The required output is a single number: how many lines of the material contain the string "overlay".

━━━━━ Stored rows

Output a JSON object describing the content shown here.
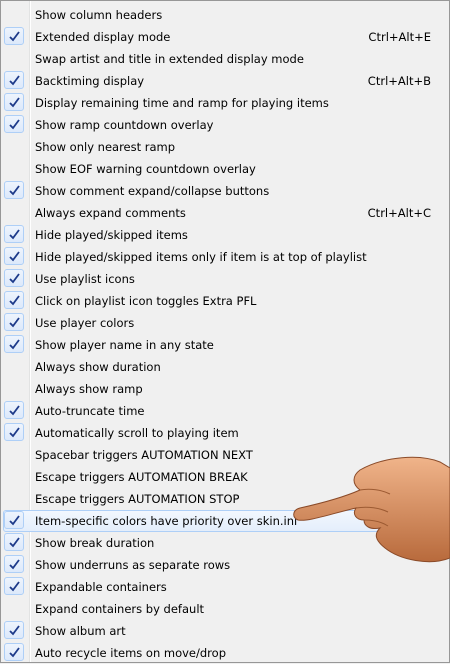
{
  "menu": {
    "items": [
      {
        "label": "Show column headers",
        "checked": false,
        "shortcut": ""
      },
      {
        "label": "Extended display mode",
        "checked": true,
        "shortcut": "Ctrl+Alt+E"
      },
      {
        "label": "Swap artist and title in extended display mode",
        "checked": false,
        "shortcut": ""
      },
      {
        "label": "Backtiming display",
        "checked": true,
        "shortcut": "Ctrl+Alt+B"
      },
      {
        "label": "Display remaining time and ramp for playing items",
        "checked": true,
        "shortcut": ""
      },
      {
        "label": "Show ramp countdown overlay",
        "checked": true,
        "shortcut": ""
      },
      {
        "label": "Show only nearest ramp",
        "checked": false,
        "shortcut": ""
      },
      {
        "label": "Show EOF warning countdown overlay",
        "checked": false,
        "shortcut": ""
      },
      {
        "label": "Show comment expand/collapse buttons",
        "checked": true,
        "shortcut": ""
      },
      {
        "label": "Always expand comments",
        "checked": false,
        "shortcut": "Ctrl+Alt+C"
      },
      {
        "label": "Hide played/skipped items",
        "checked": true,
        "shortcut": ""
      },
      {
        "label": "Hide played/skipped items only if item is at top of playlist",
        "checked": true,
        "shortcut": ""
      },
      {
        "label": "Use playlist icons",
        "checked": true,
        "shortcut": ""
      },
      {
        "label": "Click on playlist icon toggles Extra PFL",
        "checked": true,
        "shortcut": ""
      },
      {
        "label": "Use player colors",
        "checked": true,
        "shortcut": ""
      },
      {
        "label": "Show player name in any state",
        "checked": true,
        "shortcut": ""
      },
      {
        "label": "Always show duration",
        "checked": false,
        "shortcut": ""
      },
      {
        "label": "Always show ramp",
        "checked": false,
        "shortcut": ""
      },
      {
        "label": "Auto-truncate time",
        "checked": true,
        "shortcut": ""
      },
      {
        "label": "Automatically scroll to playing item",
        "checked": true,
        "shortcut": ""
      },
      {
        "label": "Spacebar triggers AUTOMATION NEXT",
        "checked": false,
        "shortcut": ""
      },
      {
        "label": "Escape triggers AUTOMATION BREAK",
        "checked": false,
        "shortcut": ""
      },
      {
        "label": "Escape triggers AUTOMATION STOP",
        "checked": false,
        "shortcut": ""
      },
      {
        "label": "Item-specific colors have priority over skin.ini",
        "checked": true,
        "shortcut": "",
        "highlighted": true
      },
      {
        "label": "Show break duration",
        "checked": true,
        "shortcut": ""
      },
      {
        "label": "Show underruns as separate rows",
        "checked": true,
        "shortcut": ""
      },
      {
        "label": "Expandable containers",
        "checked": true,
        "shortcut": ""
      },
      {
        "label": "Expand containers by default",
        "checked": false,
        "shortcut": ""
      },
      {
        "label": "Show album art",
        "checked": true,
        "shortcut": ""
      },
      {
        "label": "Auto recycle items on move/drop",
        "checked": true,
        "shortcut": ""
      }
    ]
  },
  "colors": {
    "check": "#1d3a8a",
    "highlight_border": "#aecff7",
    "menu_bg": "#f0f0f0"
  },
  "icons": {
    "check": "checkmark-icon",
    "pointer": "pointing-hand-icon"
  }
}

━━━━━━━━━━

> **Answer to the exercise**
2